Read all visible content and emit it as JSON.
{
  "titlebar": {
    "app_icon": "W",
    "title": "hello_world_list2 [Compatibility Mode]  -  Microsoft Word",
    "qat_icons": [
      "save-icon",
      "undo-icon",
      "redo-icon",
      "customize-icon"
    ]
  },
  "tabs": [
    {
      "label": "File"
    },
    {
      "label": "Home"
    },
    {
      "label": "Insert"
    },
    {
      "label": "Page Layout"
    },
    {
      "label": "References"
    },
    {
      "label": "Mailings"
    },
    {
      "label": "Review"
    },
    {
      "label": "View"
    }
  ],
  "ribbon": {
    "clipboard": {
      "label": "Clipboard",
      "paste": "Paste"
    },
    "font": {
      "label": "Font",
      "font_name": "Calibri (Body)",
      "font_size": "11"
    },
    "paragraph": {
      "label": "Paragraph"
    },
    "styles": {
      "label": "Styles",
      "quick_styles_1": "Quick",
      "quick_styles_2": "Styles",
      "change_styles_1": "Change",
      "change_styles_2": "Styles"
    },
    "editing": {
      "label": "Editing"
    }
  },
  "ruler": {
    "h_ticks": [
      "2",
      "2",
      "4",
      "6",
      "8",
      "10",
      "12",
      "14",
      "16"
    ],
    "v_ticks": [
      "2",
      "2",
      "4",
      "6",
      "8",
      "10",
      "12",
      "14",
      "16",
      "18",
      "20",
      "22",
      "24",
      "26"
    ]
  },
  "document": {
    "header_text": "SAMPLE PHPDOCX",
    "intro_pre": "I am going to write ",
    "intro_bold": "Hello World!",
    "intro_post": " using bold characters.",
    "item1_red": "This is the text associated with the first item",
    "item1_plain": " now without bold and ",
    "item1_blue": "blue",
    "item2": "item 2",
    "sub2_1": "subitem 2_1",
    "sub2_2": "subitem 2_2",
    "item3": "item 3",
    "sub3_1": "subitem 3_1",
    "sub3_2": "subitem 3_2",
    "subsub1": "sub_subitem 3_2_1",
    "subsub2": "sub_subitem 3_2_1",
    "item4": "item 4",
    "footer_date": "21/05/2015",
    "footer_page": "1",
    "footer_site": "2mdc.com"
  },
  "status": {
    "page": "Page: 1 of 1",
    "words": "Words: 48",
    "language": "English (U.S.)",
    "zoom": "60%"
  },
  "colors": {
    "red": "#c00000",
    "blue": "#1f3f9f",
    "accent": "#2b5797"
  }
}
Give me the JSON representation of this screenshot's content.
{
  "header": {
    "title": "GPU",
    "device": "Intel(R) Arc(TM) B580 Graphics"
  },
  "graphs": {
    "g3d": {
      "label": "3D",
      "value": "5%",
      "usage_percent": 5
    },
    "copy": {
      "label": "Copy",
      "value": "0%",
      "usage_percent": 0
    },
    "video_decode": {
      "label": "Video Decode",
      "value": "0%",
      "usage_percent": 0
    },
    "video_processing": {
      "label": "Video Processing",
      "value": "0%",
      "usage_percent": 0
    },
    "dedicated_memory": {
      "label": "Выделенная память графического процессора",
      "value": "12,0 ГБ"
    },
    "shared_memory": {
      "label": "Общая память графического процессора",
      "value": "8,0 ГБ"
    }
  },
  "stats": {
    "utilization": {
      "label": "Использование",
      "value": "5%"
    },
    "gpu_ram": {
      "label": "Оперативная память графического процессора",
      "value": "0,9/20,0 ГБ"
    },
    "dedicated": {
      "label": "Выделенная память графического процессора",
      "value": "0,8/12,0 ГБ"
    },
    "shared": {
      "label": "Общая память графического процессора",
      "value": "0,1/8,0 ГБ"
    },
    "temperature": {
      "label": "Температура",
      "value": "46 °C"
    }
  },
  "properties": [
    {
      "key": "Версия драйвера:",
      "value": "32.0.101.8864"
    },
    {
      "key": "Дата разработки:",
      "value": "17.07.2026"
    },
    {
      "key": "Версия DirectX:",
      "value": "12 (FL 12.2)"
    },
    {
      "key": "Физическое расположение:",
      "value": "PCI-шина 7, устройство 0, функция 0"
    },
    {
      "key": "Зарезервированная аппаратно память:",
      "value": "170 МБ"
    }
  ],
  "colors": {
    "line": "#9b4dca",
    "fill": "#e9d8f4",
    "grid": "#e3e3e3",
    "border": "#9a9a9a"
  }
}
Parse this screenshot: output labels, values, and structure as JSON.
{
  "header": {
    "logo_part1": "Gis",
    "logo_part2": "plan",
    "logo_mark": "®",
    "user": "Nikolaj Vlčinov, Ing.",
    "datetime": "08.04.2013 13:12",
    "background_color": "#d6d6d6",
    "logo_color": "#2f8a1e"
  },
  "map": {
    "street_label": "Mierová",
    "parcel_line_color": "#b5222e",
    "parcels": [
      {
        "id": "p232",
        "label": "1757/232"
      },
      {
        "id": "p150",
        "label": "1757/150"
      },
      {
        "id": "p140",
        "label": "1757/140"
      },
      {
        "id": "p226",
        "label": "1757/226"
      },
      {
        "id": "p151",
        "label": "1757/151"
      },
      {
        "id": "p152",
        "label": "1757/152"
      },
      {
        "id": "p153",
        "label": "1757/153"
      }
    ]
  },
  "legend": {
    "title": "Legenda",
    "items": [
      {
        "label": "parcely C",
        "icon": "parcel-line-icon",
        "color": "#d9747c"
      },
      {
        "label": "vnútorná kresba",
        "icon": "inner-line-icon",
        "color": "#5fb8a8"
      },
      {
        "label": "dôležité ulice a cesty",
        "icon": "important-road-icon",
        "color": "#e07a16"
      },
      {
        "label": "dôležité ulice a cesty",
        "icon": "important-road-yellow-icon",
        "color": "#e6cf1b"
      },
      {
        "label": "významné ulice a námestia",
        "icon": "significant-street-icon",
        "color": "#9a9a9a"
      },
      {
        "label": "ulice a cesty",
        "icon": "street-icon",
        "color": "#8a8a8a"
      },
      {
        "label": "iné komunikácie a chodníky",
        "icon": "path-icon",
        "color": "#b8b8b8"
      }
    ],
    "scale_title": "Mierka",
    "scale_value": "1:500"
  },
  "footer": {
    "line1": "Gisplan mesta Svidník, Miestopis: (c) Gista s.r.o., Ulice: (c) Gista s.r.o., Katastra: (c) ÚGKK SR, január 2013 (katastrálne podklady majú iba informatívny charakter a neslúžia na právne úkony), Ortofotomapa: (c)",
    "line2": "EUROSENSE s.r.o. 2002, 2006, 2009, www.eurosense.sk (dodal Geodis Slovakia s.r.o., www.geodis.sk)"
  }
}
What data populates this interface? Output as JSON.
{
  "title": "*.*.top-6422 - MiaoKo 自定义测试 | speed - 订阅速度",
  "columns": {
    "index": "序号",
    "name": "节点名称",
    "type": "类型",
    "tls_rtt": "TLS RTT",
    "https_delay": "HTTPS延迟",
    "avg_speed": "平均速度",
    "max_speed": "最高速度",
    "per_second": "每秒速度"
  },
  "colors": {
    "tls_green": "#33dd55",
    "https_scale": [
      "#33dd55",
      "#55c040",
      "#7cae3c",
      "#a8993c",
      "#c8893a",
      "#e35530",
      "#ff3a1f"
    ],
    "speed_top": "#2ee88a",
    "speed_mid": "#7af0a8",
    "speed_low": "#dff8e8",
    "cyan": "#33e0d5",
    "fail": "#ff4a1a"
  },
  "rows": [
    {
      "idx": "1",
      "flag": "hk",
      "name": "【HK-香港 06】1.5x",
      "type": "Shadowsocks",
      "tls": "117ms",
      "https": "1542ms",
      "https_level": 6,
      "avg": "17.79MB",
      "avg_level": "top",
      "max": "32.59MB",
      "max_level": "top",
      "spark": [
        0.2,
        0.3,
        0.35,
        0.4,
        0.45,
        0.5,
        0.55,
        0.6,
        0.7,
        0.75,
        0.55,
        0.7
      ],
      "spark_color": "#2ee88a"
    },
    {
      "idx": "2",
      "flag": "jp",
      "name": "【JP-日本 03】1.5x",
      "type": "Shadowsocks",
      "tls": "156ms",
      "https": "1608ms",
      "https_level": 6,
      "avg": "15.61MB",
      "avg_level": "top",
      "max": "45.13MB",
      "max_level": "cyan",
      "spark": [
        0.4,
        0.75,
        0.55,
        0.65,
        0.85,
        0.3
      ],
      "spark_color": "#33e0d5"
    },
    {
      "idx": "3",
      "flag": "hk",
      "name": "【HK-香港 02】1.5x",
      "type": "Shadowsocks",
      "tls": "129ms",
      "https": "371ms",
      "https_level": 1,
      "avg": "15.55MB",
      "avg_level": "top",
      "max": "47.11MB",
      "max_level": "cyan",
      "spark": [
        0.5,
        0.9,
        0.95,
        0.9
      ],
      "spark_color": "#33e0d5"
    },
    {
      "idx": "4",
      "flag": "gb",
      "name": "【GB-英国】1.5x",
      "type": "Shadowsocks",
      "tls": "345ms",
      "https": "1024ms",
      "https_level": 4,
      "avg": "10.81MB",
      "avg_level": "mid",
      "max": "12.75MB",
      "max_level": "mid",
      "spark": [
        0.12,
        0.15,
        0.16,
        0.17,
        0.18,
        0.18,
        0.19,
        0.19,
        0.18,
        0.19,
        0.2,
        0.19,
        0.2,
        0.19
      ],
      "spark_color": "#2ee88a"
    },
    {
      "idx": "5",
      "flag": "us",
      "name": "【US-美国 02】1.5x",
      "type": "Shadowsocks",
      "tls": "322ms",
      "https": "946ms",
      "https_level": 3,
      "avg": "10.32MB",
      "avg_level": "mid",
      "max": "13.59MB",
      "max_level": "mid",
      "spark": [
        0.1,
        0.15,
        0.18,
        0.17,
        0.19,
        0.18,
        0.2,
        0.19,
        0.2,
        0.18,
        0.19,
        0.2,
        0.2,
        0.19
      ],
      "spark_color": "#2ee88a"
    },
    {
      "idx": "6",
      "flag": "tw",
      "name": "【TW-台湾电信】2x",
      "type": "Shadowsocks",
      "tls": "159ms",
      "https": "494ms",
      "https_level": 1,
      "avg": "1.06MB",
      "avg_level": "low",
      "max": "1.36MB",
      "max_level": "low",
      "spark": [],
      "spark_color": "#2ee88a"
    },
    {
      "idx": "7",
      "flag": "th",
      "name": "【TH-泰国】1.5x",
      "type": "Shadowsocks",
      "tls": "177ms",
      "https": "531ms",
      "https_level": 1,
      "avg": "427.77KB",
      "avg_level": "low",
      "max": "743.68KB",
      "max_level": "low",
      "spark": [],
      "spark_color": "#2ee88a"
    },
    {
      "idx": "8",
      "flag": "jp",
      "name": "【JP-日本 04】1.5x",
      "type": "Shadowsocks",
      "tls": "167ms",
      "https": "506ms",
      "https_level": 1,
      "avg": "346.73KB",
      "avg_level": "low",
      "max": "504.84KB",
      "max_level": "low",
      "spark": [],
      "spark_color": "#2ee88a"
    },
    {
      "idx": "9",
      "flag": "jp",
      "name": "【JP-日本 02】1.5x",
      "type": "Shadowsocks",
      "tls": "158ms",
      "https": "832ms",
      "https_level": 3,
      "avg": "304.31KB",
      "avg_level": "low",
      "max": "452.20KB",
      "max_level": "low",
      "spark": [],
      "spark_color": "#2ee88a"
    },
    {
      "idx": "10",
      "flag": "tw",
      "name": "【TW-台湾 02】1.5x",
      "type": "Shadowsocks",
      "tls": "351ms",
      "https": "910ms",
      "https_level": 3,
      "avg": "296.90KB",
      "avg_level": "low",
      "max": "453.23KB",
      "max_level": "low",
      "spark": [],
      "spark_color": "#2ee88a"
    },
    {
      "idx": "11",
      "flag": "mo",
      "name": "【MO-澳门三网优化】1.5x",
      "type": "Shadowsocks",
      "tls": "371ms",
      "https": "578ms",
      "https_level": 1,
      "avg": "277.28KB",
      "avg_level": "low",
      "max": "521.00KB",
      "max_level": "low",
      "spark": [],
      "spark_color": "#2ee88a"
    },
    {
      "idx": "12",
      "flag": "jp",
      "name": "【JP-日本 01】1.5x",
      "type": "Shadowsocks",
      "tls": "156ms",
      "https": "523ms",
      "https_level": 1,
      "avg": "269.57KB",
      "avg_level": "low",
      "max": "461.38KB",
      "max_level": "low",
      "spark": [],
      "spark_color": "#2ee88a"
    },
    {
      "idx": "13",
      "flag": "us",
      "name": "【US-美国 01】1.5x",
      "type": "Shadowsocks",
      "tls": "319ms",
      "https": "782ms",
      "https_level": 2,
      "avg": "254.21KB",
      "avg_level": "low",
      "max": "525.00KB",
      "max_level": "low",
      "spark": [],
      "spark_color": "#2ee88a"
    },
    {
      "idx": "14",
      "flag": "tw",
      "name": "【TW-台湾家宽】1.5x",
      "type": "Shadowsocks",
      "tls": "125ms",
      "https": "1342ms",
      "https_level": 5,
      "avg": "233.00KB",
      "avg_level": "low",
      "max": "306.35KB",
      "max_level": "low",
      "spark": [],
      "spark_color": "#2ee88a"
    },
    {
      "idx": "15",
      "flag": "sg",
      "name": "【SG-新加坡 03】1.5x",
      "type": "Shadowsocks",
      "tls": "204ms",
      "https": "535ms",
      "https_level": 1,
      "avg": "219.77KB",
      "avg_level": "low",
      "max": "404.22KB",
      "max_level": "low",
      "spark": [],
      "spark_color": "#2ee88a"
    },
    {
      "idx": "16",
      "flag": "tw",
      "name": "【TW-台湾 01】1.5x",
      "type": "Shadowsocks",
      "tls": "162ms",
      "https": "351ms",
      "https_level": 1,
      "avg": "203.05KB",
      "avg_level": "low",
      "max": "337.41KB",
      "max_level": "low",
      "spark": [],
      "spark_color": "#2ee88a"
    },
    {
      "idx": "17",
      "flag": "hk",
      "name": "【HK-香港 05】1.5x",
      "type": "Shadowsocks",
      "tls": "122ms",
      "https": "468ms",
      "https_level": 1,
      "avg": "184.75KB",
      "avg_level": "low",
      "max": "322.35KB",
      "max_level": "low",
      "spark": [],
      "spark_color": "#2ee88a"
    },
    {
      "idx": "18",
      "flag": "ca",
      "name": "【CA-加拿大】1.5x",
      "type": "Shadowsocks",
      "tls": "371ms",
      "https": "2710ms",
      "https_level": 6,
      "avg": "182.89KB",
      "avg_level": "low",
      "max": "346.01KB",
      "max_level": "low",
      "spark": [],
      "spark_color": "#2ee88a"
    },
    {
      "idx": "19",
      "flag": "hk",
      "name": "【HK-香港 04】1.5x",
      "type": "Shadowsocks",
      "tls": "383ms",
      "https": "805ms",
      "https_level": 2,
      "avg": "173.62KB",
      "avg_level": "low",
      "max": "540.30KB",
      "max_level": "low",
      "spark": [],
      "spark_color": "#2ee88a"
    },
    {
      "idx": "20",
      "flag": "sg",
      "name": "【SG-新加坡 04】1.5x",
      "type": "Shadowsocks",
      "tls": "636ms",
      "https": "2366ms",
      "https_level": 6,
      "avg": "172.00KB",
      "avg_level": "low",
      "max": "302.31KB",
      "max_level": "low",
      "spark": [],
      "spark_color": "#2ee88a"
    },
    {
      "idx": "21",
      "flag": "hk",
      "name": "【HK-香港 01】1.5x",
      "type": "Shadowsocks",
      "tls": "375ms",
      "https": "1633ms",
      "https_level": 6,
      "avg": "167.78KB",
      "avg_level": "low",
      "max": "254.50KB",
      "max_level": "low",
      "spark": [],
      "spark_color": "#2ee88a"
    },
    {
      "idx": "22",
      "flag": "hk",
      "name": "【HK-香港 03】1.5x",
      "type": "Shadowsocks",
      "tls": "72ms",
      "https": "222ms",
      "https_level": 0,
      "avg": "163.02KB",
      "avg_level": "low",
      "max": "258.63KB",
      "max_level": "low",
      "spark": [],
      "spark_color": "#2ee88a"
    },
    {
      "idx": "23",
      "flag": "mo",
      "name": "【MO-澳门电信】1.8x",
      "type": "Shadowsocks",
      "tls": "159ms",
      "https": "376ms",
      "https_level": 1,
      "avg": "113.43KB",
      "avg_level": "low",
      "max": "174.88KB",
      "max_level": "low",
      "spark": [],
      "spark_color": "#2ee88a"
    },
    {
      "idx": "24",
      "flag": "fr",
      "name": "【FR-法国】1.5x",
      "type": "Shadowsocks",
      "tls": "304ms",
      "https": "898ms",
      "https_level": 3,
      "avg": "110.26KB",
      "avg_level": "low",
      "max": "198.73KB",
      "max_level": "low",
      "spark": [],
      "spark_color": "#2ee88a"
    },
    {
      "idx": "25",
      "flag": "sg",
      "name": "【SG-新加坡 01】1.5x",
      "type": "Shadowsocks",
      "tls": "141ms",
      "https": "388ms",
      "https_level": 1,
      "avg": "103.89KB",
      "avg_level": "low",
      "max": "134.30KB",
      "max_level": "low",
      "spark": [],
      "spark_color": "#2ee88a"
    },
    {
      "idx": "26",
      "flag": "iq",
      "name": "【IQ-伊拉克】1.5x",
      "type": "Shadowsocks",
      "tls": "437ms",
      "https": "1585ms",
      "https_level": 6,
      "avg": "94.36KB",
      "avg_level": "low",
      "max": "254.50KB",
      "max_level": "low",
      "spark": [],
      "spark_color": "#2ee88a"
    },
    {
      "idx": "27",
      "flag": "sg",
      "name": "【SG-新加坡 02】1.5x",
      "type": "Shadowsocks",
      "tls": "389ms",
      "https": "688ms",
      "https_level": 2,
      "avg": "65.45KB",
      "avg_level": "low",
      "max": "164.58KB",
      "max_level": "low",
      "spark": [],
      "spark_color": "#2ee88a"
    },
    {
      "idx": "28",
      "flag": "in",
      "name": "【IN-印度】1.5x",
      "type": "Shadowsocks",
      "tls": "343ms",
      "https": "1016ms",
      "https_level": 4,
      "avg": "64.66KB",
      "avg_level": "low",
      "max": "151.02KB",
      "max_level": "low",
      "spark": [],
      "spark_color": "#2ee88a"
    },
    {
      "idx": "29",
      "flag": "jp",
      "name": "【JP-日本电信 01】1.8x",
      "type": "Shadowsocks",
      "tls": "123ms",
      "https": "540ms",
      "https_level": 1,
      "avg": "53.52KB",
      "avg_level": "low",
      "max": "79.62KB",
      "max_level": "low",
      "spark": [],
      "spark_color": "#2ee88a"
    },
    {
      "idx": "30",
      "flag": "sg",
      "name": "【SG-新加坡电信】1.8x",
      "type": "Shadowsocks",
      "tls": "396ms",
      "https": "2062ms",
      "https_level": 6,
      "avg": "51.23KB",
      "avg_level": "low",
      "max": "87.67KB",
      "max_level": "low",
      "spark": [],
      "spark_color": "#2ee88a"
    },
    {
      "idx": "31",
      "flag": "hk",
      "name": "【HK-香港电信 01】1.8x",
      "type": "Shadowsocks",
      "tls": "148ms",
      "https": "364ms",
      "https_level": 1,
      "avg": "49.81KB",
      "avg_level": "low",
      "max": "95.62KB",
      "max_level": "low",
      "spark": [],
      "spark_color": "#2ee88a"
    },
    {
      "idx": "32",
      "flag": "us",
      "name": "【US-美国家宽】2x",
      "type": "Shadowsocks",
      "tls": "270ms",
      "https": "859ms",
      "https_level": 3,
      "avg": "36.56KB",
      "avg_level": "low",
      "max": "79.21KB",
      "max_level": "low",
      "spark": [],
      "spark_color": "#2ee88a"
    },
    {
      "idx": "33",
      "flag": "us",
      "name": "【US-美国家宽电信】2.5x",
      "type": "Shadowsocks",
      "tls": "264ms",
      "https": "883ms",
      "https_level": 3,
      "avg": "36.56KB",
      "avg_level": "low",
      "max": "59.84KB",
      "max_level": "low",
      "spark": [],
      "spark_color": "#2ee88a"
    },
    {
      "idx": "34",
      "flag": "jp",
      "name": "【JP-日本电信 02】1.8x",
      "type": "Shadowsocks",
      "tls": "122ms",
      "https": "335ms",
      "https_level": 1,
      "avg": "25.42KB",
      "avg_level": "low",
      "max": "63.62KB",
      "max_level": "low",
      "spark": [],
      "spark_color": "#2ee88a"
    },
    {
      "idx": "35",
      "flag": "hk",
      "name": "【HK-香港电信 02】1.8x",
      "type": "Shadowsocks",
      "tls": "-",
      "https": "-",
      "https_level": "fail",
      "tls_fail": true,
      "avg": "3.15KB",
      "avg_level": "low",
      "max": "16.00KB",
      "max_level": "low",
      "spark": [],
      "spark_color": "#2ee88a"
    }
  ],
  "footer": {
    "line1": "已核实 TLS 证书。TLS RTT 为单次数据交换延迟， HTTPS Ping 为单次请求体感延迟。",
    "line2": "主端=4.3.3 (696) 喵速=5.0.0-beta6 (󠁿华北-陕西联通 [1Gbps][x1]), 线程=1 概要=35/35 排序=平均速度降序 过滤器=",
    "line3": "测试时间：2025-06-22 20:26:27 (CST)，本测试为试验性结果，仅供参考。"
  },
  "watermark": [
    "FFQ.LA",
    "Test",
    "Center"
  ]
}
━━━━
▶ What you need to do
Identify each line in the records above containing the word "road"; copy those lines.

▶ Solution for this task
        "icon": "important-road-icon",
        "icon": "important-road-yellow-icon",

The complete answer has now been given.